■ **Work task 1**
Please list every certificate that the Florence Namayanja biography below says she obtained.
■ **Work task 2**
According to the Florence Namayanja biography, how many votes did she receive when she won the Masaka City mayoral seat?

- Born: 4 October 1960 (age 65) Masaka District
- Citizenship: Ugandan
- Education: Makerere University, Uganda Management Institute
- Occupation: Politician
- Political party: National Unity Platform (NUP)
- Children: 4
- Parents: John Kisomose Mukasa (father); Pirajiya Namatove (mother);

= Florence Namayanja =

Ugandan politician

Florence Namayanja (born 4 October 1960) is a female Ugandan politician who was district woman representative of Bukoto County East, Masaka District.

She was affiliated to the Democratic Party political party and now affiliated to National Unity Platform. In the 11th Parliament, she stood as the Candidate for LC5 Chairperson for Masaka City under the National Unity Platform although she lost the elections. She was the winner of Masaka City mayoral seat after defeating seven candidates, including business tycoon Emmanuel Lwasa, with 28,824 votes.

== Background and education ==
Namayanja was born to the late John Kisomose Mukasa and Pirajiya Namatove. She is the fifth born in a family of eight children. In 1978, she attained her Uganda Certificate of Education from Masaka S.S.S. and after joined Makerere Day and Evening Classes for Adults for her Uganda Advanced Certificate of Education and she completed it in 2003. She holds a Certificate in Human Resource Management in Local Governments (2004) and a Certificate in Leadership and Management (2005) from Uganda Management Institute. In 2007, she joined Makerere University for her bachelor's degree in Industrial and Organizational Psychology. In the same year (2007), she was awarded a Certificate in Building Communities of Character from Character Training Institute, Oklahoma.

■ **Data excerpts**

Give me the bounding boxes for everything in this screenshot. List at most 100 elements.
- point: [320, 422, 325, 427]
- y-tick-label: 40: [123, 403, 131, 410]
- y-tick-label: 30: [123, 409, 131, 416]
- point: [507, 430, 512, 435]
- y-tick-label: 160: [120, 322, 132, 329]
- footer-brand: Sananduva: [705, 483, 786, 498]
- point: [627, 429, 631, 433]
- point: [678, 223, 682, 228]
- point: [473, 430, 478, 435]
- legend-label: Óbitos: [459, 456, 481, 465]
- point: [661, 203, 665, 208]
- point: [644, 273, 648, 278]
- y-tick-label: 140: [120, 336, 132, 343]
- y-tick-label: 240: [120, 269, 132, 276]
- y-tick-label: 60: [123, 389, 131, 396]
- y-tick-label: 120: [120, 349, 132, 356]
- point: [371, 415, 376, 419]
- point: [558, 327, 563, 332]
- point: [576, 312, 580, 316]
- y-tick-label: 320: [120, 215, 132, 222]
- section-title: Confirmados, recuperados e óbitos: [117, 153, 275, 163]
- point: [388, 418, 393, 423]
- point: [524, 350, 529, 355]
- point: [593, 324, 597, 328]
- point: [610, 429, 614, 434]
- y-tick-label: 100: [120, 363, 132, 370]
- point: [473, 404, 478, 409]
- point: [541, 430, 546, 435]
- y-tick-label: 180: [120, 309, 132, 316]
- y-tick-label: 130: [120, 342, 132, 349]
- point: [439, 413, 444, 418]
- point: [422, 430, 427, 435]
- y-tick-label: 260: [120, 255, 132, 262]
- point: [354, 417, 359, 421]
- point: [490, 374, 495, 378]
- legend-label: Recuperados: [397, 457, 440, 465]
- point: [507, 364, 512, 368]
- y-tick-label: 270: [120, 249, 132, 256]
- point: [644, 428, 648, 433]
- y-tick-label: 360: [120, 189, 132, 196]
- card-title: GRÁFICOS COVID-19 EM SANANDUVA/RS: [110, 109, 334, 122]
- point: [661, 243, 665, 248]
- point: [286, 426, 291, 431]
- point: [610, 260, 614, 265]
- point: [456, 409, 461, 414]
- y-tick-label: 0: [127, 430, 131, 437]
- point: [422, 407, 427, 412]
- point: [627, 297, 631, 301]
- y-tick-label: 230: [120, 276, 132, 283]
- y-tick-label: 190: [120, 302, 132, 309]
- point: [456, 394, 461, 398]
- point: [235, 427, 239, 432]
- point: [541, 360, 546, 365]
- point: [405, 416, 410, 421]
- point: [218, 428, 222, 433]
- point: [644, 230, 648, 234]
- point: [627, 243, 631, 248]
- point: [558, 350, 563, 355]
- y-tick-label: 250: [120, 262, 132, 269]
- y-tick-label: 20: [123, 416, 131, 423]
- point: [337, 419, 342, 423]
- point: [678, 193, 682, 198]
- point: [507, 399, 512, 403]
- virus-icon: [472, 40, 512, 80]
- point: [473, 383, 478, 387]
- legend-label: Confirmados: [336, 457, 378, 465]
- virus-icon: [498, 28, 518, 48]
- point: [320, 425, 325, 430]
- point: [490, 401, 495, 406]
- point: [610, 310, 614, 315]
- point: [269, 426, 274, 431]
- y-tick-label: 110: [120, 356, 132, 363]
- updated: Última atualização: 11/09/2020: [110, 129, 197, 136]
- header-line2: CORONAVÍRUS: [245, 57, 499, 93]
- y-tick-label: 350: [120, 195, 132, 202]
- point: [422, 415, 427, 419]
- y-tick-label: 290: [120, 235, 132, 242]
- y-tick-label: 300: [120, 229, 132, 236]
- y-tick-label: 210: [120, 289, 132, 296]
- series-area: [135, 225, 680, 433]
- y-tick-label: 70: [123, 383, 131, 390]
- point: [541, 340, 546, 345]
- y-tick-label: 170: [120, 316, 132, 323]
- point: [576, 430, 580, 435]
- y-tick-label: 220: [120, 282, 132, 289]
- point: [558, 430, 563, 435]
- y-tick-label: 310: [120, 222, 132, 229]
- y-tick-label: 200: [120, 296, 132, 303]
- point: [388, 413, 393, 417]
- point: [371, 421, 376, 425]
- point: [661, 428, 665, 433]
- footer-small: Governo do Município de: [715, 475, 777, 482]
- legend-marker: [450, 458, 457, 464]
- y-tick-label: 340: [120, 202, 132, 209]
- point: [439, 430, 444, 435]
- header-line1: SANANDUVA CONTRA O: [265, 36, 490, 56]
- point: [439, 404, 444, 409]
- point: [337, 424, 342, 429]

■ **Answer section 1**
- Uganda Certificate of Education
- Uganda Advanced Certificate of Education
- Certificate in Human Resource Management in Local Governments
- Certificate in Leadership and Management
- Certificate in Building Communities of Character

■ **Answer section 2**
28,824 votes.